Instructions to follow — Reproduce the data below line for line, leaving out the pictures.

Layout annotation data

## START

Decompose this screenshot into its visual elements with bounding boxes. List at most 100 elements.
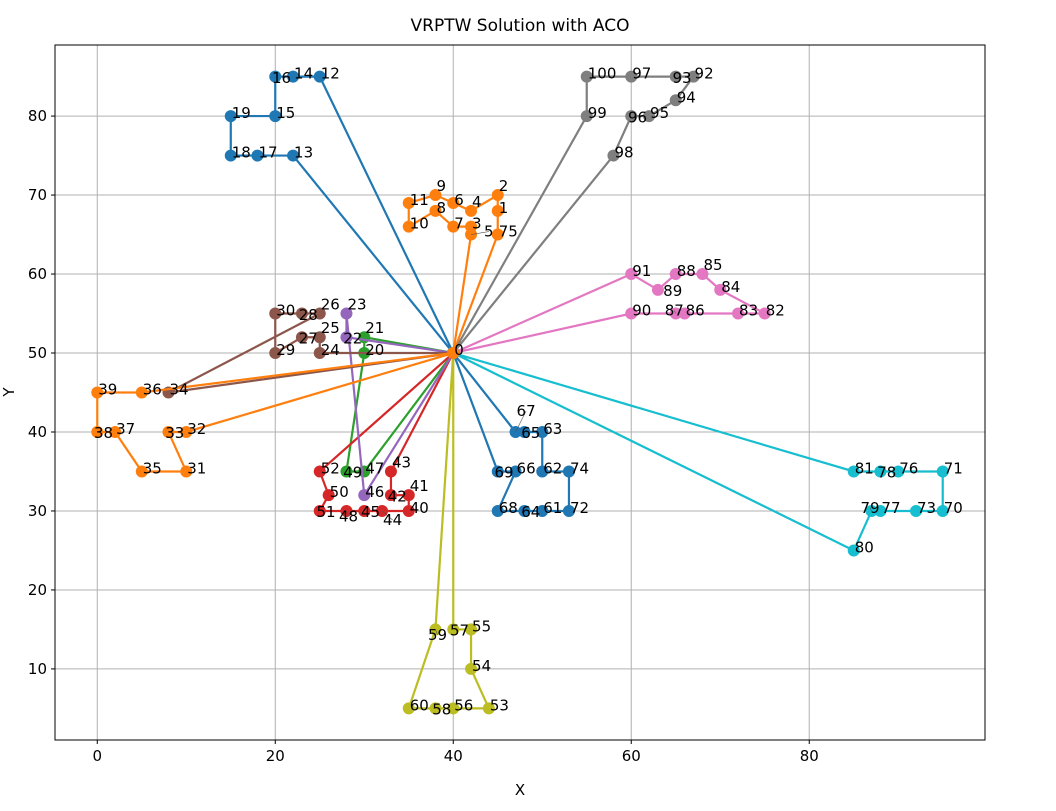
node-marker (429, 204, 442, 217)
node-label: 30 (276, 302, 295, 320)
node-label: 56 (454, 696, 473, 714)
node-label: 65 (521, 424, 540, 442)
node-label: 61 (543, 499, 562, 517)
node-label: 57 (450, 622, 469, 640)
node-label: 78 (877, 464, 896, 482)
node-marker (865, 504, 878, 517)
node-label: 100 (588, 65, 617, 83)
node-marker (678, 307, 691, 320)
node-label: 7 (454, 215, 464, 233)
node-marker (269, 70, 282, 83)
node-marker (109, 425, 122, 438)
node-label: 82 (766, 302, 785, 320)
node-label: 85 (703, 256, 722, 274)
node-label: 77 (881, 499, 900, 517)
node-marker (402, 702, 415, 715)
node-marker (135, 386, 148, 399)
node-label: 52 (321, 459, 340, 477)
route-line (167, 312, 454, 394)
node-label: 40 (410, 499, 429, 517)
node-marker (313, 307, 326, 320)
node-marker (847, 544, 860, 557)
route-line (96, 351, 454, 473)
node-label: 60 (410, 696, 429, 714)
node-marker (536, 425, 549, 438)
node-label: 36 (143, 381, 162, 399)
node-label: 92 (695, 65, 714, 83)
node-label: 43 (392, 453, 411, 471)
node-marker (91, 386, 104, 399)
node-marker (732, 307, 745, 320)
node-label: 72 (570, 499, 589, 517)
chart-title: VRPTW Solution with ACO (411, 16, 630, 36)
node-marker (536, 465, 549, 478)
node-label: 16 (272, 69, 291, 87)
node-label: 41 (410, 477, 429, 495)
node-label: 91 (632, 262, 651, 280)
node-label: 29 (276, 341, 295, 359)
node-marker (313, 504, 326, 517)
node-marker (313, 465, 326, 478)
node-label: 63 (543, 420, 562, 438)
node-label: 55 (472, 617, 491, 635)
node-label: 86 (686, 302, 705, 320)
node-marker (910, 504, 923, 517)
node-marker (669, 70, 682, 83)
node-label: 76 (899, 459, 918, 477)
label-leader-line (674, 310, 677, 314)
node-label: 84 (721, 278, 740, 296)
node-label: 37 (116, 420, 135, 438)
y-tick-label: 70 (28, 186, 47, 204)
x-axis-label: X (515, 781, 525, 799)
node-label: 48 (339, 507, 358, 525)
y-tick-label: 60 (28, 265, 47, 283)
node-marker (384, 465, 397, 478)
node-label: 75 (499, 223, 518, 241)
node-marker (643, 110, 656, 123)
node-label: 31 (187, 459, 206, 477)
label-leader-line (435, 629, 438, 636)
node-label: 39 (98, 381, 117, 399)
node-label: 15 (276, 104, 295, 122)
route-line (229, 75, 455, 354)
x-tick-label: 80 (800, 747, 819, 765)
node-label: 71 (944, 459, 963, 477)
node-marker (607, 149, 620, 162)
node-marker (491, 228, 504, 241)
y-tick-label: 50 (28, 344, 47, 362)
node-label: 93 (672, 69, 691, 87)
node-marker (465, 623, 478, 636)
node-label: 67 (517, 402, 536, 420)
node-labels: 0123456789101112131415161718192021222324… (94, 65, 963, 719)
node-label: 66 (517, 459, 536, 477)
node-marker (847, 465, 860, 478)
label-leader-line (515, 410, 527, 433)
node-marker (447, 623, 460, 636)
routes (91, 70, 949, 715)
node-label: 2 (499, 177, 509, 195)
node-label: 46 (365, 483, 384, 501)
node-label: 27 (299, 329, 318, 347)
node-marker (251, 149, 264, 162)
node-label: 74 (570, 459, 589, 477)
label-leader-line (346, 510, 349, 517)
node-label: 22 (343, 329, 362, 347)
node-label: 45 (361, 503, 380, 521)
node-label: 20 (365, 341, 384, 359)
node-marker (358, 489, 371, 502)
node-label: 13 (294, 144, 313, 162)
label-leader-line (471, 231, 489, 235)
node-marker (651, 283, 664, 296)
node-marker (180, 425, 193, 438)
node-label: 8 (436, 199, 446, 217)
node-label: 26 (321, 296, 340, 314)
node-marker (402, 220, 415, 233)
y-tick-label: 20 (28, 581, 47, 599)
node-label: 62 (543, 459, 562, 477)
node-label: 53 (490, 696, 509, 714)
node-label: 25 (321, 319, 340, 337)
node-marker (509, 465, 522, 478)
node-marker (340, 331, 353, 344)
route-line (407, 352, 491, 710)
node-marker (669, 94, 682, 107)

## END

Result of the exercise —
Decompose this screenshot into its visual elements with bounding boxes. List at most 100 elements.
node-marker (429, 204, 442, 217)
node-label: 30 (276, 302, 295, 320)
node-label: 56 (454, 696, 473, 714)
node-label: 65 (521, 424, 540, 442)
node-label: 61 (543, 499, 562, 517)
node-label: 57 (450, 622, 469, 640)
node-label: 78 (877, 464, 896, 482)
node-marker (865, 504, 878, 517)
node-label: 100 (588, 65, 617, 83)
node-marker (678, 307, 691, 320)
node-label: 7 (454, 215, 464, 233)
node-marker (269, 70, 282, 83)
node-marker (109, 425, 122, 438)
node-label: 82 (766, 302, 785, 320)
node-label: 85 (703, 256, 722, 274)
node-label: 77 (881, 499, 900, 517)
node-marker (402, 702, 415, 715)
node-marker (135, 386, 148, 399)
node-label: 52 (321, 459, 340, 477)
route-line (167, 312, 454, 394)
node-label: 40 (410, 499, 429, 517)
node-marker (313, 307, 326, 320)
node-marker (847, 544, 860, 557)
route-line (96, 351, 454, 473)
node-label: 60 (410, 696, 429, 714)
node-marker (536, 425, 549, 438)
node-label: 36 (143, 381, 162, 399)
node-label: 92 (695, 65, 714, 83)
node-label: 43 (392, 453, 411, 471)
node-marker (91, 386, 104, 399)
node-marker (732, 307, 745, 320)
node-label: 72 (570, 499, 589, 517)
chart-title: VRPTW Solution with ACO (411, 16, 630, 36)
node-marker (536, 465, 549, 478)
node-label: 16 (272, 69, 291, 87)
node-label: 41 (410, 477, 429, 495)
node-label: 91 (632, 262, 651, 280)
node-label: 29 (276, 341, 295, 359)
node-marker (313, 504, 326, 517)
node-marker (313, 465, 326, 478)
node-label: 63 (543, 420, 562, 438)
node-label: 55 (472, 617, 491, 635)
node-label: 86 (686, 302, 705, 320)
node-marker (910, 504, 923, 517)
node-marker (669, 70, 682, 83)
node-label: 76 (899, 459, 918, 477)
label-leader-line (674, 310, 677, 314)
node-label: 84 (721, 278, 740, 296)
node-label: 37 (116, 420, 135, 438)
y-tick-label: 70 (28, 186, 47, 204)
x-axis-label: X (515, 781, 525, 799)
node-label: 48 (339, 507, 358, 525)
y-tick-label: 60 (28, 265, 47, 283)
node-marker (384, 465, 397, 478)
node-label: 75 (499, 223, 518, 241)
node-marker (643, 110, 656, 123)
node-label: 31 (187, 459, 206, 477)
label-leader-line (435, 629, 438, 636)
node-label: 39 (98, 381, 117, 399)
node-label: 15 (276, 104, 295, 122)
route-line (229, 75, 455, 354)
x-tick-label: 80 (800, 747, 819, 765)
node-label: 71 (944, 459, 963, 477)
node-marker (607, 149, 620, 162)
node-marker (491, 228, 504, 241)
y-tick-label: 50 (28, 344, 47, 362)
node-label: 93 (672, 69, 691, 87)
node-marker (465, 623, 478, 636)
node-label: 67 (517, 402, 536, 420)
node-labels: 0123456789101112131415161718192021222324… (94, 65, 963, 719)
node-label: 66 (517, 459, 536, 477)
node-marker (847, 465, 860, 478)
label-leader-line (515, 410, 527, 433)
node-marker (447, 623, 460, 636)
routes (91, 70, 949, 715)
node-label: 2 (499, 177, 509, 195)
node-label: 46 (365, 483, 384, 501)
node-label: 27 (299, 329, 318, 347)
node-marker (251, 149, 264, 162)
node-label: 74 (570, 459, 589, 477)
label-leader-line (346, 510, 349, 517)
node-label: 22 (343, 329, 362, 347)
node-label: 45 (361, 503, 380, 521)
node-label: 20 (365, 341, 384, 359)
node-marker (358, 489, 371, 502)
node-label: 13 (294, 144, 313, 162)
label-leader-line (471, 231, 489, 235)
node-marker (651, 283, 664, 296)
node-marker (180, 425, 193, 438)
node-label: 8 (436, 199, 446, 217)
node-label: 26 (321, 296, 340, 314)
node-marker (402, 220, 415, 233)
y-tick-label: 20 (28, 581, 47, 599)
node-label: 62 (543, 459, 562, 477)
node-label: 53 (490, 696, 509, 714)
node-label: 25 (321, 319, 340, 337)
node-marker (509, 465, 522, 478)
node-marker (340, 331, 353, 344)
route-line (407, 352, 491, 710)
node-marker (669, 94, 682, 107)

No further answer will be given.